[Given entries start]
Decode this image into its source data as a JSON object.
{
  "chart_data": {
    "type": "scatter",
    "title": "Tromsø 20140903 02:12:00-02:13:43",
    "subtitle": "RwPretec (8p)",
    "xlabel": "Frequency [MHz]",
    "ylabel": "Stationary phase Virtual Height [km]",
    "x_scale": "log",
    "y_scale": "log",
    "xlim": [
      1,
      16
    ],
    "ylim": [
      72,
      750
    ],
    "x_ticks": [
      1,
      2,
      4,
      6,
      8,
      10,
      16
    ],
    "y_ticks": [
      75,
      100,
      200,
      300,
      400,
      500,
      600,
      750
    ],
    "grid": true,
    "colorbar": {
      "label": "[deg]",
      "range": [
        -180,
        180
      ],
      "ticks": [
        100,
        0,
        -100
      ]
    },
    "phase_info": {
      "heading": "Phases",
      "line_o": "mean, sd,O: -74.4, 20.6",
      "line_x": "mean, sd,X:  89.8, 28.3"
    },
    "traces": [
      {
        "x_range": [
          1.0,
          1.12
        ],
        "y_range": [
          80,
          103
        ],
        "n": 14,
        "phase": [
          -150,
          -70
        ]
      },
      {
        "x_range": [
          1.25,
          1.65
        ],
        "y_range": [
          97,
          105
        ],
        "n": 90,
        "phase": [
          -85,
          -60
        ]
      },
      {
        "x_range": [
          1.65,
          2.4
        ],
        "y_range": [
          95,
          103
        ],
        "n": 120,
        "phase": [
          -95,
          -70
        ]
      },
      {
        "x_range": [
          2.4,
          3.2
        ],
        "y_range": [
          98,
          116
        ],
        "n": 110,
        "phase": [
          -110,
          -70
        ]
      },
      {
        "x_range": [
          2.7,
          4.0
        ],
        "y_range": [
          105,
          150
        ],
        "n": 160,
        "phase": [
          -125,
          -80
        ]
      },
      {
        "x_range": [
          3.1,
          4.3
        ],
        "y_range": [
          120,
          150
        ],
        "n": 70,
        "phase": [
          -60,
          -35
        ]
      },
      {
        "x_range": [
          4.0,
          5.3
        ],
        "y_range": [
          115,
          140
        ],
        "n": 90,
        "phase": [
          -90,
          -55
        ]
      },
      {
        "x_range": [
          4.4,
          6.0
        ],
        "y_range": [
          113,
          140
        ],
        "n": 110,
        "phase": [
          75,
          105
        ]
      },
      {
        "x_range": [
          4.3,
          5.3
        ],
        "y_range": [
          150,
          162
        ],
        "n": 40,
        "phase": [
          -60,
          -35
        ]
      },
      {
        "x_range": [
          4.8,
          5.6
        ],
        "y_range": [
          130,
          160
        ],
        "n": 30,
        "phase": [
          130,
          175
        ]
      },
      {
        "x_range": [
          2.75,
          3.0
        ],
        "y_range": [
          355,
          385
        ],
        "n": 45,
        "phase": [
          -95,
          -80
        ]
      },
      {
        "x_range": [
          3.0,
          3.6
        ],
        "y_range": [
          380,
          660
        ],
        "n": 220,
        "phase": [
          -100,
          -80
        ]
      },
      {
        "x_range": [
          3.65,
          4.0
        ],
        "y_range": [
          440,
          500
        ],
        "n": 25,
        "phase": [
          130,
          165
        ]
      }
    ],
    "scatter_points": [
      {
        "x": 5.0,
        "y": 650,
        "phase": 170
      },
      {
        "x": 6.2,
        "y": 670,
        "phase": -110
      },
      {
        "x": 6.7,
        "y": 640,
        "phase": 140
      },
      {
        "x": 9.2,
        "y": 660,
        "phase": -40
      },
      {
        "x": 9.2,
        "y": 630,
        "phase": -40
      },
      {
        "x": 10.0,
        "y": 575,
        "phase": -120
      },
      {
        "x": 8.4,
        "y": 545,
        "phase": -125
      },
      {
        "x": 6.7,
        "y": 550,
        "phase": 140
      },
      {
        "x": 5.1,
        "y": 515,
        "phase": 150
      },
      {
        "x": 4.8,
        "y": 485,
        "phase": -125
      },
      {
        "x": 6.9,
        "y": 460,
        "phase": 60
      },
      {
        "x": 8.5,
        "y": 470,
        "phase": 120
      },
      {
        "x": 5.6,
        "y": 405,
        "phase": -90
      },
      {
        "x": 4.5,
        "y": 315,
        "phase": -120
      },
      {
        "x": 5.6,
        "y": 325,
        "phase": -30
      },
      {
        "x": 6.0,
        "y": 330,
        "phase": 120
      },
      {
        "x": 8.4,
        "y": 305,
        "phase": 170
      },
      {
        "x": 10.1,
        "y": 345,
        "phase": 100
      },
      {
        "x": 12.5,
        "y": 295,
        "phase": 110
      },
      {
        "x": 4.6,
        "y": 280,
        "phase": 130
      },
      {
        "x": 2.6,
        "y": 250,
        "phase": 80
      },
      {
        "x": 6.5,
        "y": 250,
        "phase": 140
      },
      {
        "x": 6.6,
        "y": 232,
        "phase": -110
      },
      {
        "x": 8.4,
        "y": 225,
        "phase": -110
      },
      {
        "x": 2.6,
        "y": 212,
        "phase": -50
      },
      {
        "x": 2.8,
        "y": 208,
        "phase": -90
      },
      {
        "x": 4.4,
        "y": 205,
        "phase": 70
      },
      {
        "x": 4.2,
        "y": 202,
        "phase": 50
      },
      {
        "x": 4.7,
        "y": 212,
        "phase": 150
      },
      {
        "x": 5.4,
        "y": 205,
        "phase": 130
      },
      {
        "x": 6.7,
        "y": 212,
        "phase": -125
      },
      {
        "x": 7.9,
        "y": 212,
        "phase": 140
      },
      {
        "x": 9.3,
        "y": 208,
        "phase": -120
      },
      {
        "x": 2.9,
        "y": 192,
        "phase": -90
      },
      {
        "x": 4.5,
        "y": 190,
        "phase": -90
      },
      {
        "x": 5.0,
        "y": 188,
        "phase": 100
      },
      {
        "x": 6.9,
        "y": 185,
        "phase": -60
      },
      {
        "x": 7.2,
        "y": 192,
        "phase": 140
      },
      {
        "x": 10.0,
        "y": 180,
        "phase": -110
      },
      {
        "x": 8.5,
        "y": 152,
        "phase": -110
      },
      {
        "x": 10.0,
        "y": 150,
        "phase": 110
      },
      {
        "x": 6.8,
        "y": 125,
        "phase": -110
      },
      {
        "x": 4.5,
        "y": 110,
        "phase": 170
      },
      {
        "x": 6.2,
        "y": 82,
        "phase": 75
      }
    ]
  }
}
[Given entries end]
Problem statement: Restate all of the entries exactly, please.

Task response:
Decode this image into its source data as a JSON object.
{
  "chart_data": {
    "type": "scatter",
    "title": "Tromsø 20140903 02:12:00-02:13:43",
    "subtitle": "RwPretec (8p)",
    "xlabel": "Frequency [MHz]",
    "ylabel": "Stationary phase Virtual Height [km]",
    "x_scale": "log",
    "y_scale": "log",
    "xlim": [
      1,
      16
    ],
    "ylim": [
      72,
      750
    ],
    "x_ticks": [
      1,
      2,
      4,
      6,
      8,
      10,
      16
    ],
    "y_ticks": [
      75,
      100,
      200,
      300,
      400,
      500,
      600,
      750
    ],
    "grid": true,
    "colorbar": {
      "label": "[deg]",
      "range": [
        -180,
        180
      ],
      "ticks": [
        100,
        0,
        -100
      ]
    },
    "phase_info": {
      "heading": "Phases",
      "line_o": "mean, sd,O: -74.4, 20.6",
      "line_x": "mean, sd,X:  89.8, 28.3"
    },
    "traces": [
      {
        "x_range": [
          1.0,
          1.12
        ],
        "y_range": [
          80,
          103
        ],
        "n": 14,
        "phase": [
          -150,
          -70
        ]
      },
      {
        "x_range": [
          1.25,
          1.65
        ],
        "y_range": [
          97,
          105
        ],
        "n": 90,
        "phase": [
          -85,
          -60
        ]
      },
      {
        "x_range": [
          1.65,
          2.4
        ],
        "y_range": [
          95,
          103
        ],
        "n": 120,
        "phase": [
          -95,
          -70
        ]
      },
      {
        "x_range": [
          2.4,
          3.2
        ],
        "y_range": [
          98,
          116
        ],
        "n": 110,
        "phase": [
          -110,
          -70
        ]
      },
      {
        "x_range": [
          2.7,
          4.0
        ],
        "y_range": [
          105,
          150
        ],
        "n": 160,
        "phase": [
          -125,
          -80
        ]
      },
      {
        "x_range": [
          3.1,
          4.3
        ],
        "y_range": [
          120,
          150
        ],
        "n": 70,
        "phase": [
          -60,
          -35
        ]
      },
      {
        "x_range": [
          4.0,
          5.3
        ],
        "y_range": [
          115,
          140
        ],
        "n": 90,
        "phase": [
          -90,
          -55
        ]
      },
      {
        "x_range": [
          4.4,
          6.0
        ],
        "y_range": [
          113,
          140
        ],
        "n": 110,
        "phase": [
          75,
          105
        ]
      },
      {
        "x_range": [
          4.3,
          5.3
        ],
        "y_range": [
          150,
          162
        ],
        "n": 40,
        "phase": [
          -60,
          -35
        ]
      },
      {
        "x_range": [
          4.8,
          5.6
        ],
        "y_range": [
          130,
          160
        ],
        "n": 30,
        "phase": [
          130,
          175
        ]
      },
      {
        "x_range": [
          2.75,
          3.0
        ],
        "y_range": [
          355,
          385
        ],
        "n": 45,
        "phase": [
          -95,
          -80
        ]
      },
      {
        "x_range": [
          3.0,
          3.6
        ],
        "y_range": [
          380,
          660
        ],
        "n": 220,
        "phase": [
          -100,
          -80
        ]
      },
      {
        "x_range": [
          3.65,
          4.0
        ],
        "y_range": [
          440,
          500
        ],
        "n": 25,
        "phase": [
          130,
          165
        ]
      }
    ],
    "scatter_points": [
      {
        "x": 5.0,
        "y": 650,
        "phase": 170
      },
      {
        "x": 6.2,
        "y": 670,
        "phase": -110
      },
      {
        "x": 6.7,
        "y": 640,
        "phase": 140
      },
      {
        "x": 9.2,
        "y": 660,
        "phase": -40
      },
      {
        "x": 9.2,
        "y": 630,
        "phase": -40
      },
      {
        "x": 10.0,
        "y": 575,
        "phase": -120
      },
      {
        "x": 8.4,
        "y": 545,
        "phase": -125
      },
      {
        "x": 6.7,
        "y": 550,
        "phase": 140
      },
      {
        "x": 5.1,
        "y": 515,
        "phase": 150
      },
      {
        "x": 4.8,
        "y": 485,
        "phase": -125
      },
      {
        "x": 6.9,
        "y": 460,
        "phase": 60
      },
      {
        "x": 8.5,
        "y": 470,
        "phase": 120
      },
      {
        "x": 5.6,
        "y": 405,
        "phase": -90
      },
      {
        "x": 4.5,
        "y": 315,
        "phase": -120
      },
      {
        "x": 5.6,
        "y": 325,
        "phase": -30
      },
      {
        "x": 6.0,
        "y": 330,
        "phase": 120
      },
      {
        "x": 8.4,
        "y": 305,
        "phase": 170
      },
      {
        "x": 10.1,
        "y": 345,
        "phase": 100
      },
      {
        "x": 12.5,
        "y": 295,
        "phase": 110
      },
      {
        "x": 4.6,
        "y": 280,
        "phase": 130
      },
      {
        "x": 2.6,
        "y": 250,
        "phase": 80
      },
      {
        "x": 6.5,
        "y": 250,
        "phase": 140
      },
      {
        "x": 6.6,
        "y": 232,
        "phase": -110
      },
      {
        "x": 8.4,
        "y": 225,
        "phase": -110
      },
      {
        "x": 2.6,
        "y": 212,
        "phase": -50
      },
      {
        "x": 2.8,
        "y": 208,
        "phase": -90
      },
      {
        "x": 4.4,
        "y": 205,
        "phase": 70
      },
      {
        "x": 4.2,
        "y": 202,
        "phase": 50
      },
      {
        "x": 4.7,
        "y": 212,
        "phase": 150
      },
      {
        "x": 5.4,
        "y": 205,
        "phase": 130
      },
      {
        "x": 6.7,
        "y": 212,
        "phase": -125
      },
      {
        "x": 7.9,
        "y": 212,
        "phase": 140
      },
      {
        "x": 9.3,
        "y": 208,
        "phase": -120
      },
      {
        "x": 2.9,
        "y": 192,
        "phase": -90
      },
      {
        "x": 4.5,
        "y": 190,
        "phase": -90
      },
      {
        "x": 5.0,
        "y": 188,
        "phase": 100
      },
      {
        "x": 6.9,
        "y": 185,
        "phase": -60
      },
      {
        "x": 7.2,
        "y": 192,
        "phase": 140
      },
      {
        "x": 10.0,
        "y": 180,
        "phase": -110
      },
      {
        "x": 8.5,
        "y": 152,
        "phase": -110
      },
      {
        "x": 10.0,
        "y": 150,
        "phase": 110
      },
      {
        "x": 6.8,
        "y": 125,
        "phase": -110
      },
      {
        "x": 4.5,
        "y": 110,
        "phase": 170
      },
      {
        "x": 6.2,
        "y": 82,
        "phase": 75
      }
    ]
  }
}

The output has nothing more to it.